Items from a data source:
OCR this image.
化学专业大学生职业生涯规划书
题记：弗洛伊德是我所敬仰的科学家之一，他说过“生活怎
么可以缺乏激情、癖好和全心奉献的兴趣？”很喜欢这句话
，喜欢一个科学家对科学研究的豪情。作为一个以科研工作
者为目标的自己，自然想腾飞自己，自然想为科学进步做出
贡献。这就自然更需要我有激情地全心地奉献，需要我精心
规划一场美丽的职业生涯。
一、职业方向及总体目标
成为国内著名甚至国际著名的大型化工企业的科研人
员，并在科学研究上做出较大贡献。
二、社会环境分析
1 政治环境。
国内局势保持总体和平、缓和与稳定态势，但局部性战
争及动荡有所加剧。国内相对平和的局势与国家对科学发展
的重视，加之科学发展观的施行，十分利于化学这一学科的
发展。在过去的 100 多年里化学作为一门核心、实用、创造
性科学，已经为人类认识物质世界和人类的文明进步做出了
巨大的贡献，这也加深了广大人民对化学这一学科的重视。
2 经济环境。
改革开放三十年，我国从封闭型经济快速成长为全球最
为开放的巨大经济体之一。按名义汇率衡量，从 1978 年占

Set task: Write out the entries in full, exactly as given.

Solution for this exercise:
OCR this image.
化学专业大学生职业生涯规划书
题记：弗洛伊德是我所敬仰的科学家之一，他说过“生活怎
么可以缺乏激情、癖好和全心奉献的兴趣？”很喜欢这句话
，喜欢一个科学家对科学研究的豪情。作为一个以科研工作
者为目标的自己，自然想腾飞自己，自然想为科学进步做出
贡献。这就自然更需要我有激情地全心地奉献，需要我精心
规划一场美丽的职业生涯。
一、职业方向及总体目标
成为国内著名甚至国际著名的大型化工企业的科研人
员，并在科学研究上做出较大贡献。
二、社会环境分析
1 政治环境。
国内局势保持总体和平、缓和与稳定态势，但局部性战
争及动荡有所加剧。国内相对平和的局势与国家对科学发展
的重视，加之科学发展观的施行，十分利于化学这一学科的
发展。在过去的 100 多年里化学作为一门核心、实用、创造
性科学，已经为人类认识物质世界和人类的文明进步做出了
巨大的贡献，这也加深了广大人民对化学这一学科的重视。
2 经济环境。
改革开放三十年，我国从封闭型经济快速成长为全球最
为开放的巨大经济体之一。按名义汇率衡量，从 1978 年占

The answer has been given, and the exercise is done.